>>>

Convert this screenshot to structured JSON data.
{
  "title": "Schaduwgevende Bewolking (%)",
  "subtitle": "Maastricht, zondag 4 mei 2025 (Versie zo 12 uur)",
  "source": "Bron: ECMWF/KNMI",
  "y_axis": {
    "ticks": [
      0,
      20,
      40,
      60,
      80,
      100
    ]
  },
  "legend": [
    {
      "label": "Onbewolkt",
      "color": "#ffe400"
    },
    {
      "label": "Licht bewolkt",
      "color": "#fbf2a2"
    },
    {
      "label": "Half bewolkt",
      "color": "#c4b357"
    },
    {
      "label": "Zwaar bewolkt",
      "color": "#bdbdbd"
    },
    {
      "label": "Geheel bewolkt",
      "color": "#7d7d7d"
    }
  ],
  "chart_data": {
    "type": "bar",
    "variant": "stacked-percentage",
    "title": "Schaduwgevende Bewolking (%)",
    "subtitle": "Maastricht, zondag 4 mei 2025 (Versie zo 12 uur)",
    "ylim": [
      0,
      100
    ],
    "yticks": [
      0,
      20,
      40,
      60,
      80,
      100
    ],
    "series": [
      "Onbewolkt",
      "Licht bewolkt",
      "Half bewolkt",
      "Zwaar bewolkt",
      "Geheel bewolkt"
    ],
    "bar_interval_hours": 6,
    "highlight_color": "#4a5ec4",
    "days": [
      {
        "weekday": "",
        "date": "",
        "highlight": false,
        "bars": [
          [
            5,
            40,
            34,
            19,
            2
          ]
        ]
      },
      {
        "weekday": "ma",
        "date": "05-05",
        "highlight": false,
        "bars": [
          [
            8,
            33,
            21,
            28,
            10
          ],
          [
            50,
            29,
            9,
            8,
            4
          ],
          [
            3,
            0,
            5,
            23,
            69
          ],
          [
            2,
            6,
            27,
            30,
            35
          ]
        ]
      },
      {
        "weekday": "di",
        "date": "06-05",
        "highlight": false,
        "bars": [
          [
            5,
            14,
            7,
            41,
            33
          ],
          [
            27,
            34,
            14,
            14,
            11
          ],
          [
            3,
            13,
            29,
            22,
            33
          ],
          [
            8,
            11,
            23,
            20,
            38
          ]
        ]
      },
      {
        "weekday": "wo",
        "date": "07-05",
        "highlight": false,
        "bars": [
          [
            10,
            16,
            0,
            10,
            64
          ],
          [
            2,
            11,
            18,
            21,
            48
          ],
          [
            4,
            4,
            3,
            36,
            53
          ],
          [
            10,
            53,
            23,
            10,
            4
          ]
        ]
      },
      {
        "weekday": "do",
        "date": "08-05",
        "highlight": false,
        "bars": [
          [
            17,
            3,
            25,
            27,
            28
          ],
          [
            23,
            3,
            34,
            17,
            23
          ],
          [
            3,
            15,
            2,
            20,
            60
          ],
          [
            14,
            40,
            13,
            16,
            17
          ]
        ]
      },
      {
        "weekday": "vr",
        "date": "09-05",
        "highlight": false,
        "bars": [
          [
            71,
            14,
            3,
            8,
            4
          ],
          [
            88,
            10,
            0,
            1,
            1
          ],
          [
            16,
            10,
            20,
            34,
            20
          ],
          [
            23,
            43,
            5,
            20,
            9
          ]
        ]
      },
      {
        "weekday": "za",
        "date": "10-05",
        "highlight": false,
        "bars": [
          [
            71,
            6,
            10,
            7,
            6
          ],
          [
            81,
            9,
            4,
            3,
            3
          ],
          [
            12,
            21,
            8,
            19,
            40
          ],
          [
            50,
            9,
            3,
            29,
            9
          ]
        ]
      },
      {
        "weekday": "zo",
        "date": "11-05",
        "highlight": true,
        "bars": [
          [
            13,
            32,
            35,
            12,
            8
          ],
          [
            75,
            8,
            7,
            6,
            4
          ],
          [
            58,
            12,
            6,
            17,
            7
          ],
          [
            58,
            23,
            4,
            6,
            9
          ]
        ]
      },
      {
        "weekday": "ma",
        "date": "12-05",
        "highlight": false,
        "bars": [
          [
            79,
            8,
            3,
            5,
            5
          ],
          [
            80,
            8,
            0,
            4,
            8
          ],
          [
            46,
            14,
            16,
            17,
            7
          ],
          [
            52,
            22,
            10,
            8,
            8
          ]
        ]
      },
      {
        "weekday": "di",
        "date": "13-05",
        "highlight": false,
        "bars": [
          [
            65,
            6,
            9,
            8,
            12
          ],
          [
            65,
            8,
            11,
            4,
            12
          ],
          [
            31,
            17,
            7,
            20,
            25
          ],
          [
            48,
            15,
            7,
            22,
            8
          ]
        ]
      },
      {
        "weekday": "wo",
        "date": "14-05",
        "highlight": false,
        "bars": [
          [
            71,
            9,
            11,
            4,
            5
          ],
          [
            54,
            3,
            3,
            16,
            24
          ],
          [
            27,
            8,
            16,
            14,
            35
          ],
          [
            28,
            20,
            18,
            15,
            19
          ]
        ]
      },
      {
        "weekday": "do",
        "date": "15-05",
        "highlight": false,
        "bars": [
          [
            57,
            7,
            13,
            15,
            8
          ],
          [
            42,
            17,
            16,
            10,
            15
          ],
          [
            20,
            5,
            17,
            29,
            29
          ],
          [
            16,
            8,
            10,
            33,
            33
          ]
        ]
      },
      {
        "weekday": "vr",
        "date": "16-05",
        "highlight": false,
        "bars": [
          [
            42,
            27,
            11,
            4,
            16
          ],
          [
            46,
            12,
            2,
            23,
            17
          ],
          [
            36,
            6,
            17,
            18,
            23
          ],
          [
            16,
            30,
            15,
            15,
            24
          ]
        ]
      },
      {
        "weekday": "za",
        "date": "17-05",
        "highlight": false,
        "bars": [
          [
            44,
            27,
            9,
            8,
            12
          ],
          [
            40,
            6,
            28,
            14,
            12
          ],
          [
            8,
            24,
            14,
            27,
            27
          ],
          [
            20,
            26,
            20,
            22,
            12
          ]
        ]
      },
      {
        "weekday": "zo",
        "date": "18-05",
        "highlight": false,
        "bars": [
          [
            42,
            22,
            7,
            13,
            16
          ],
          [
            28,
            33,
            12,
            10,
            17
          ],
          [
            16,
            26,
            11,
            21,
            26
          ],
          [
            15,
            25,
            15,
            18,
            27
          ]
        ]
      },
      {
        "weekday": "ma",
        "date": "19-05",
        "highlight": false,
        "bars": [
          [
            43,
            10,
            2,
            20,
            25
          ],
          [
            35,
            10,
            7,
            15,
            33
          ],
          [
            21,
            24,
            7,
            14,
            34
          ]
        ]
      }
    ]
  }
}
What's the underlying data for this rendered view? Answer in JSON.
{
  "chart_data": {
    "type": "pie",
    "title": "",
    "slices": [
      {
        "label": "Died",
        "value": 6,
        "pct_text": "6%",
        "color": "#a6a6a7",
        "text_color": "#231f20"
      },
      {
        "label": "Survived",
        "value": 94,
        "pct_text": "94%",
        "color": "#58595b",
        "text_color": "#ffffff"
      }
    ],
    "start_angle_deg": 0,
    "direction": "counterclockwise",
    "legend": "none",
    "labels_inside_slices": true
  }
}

<<<

Task to complete: Gather up the lines containing the word "Bewolking" from these records and copy them.

Written reply:
  "title": "Schaduwgevende Bewolking (%)",
    "title": "Schaduwgevende Bewolking (%)",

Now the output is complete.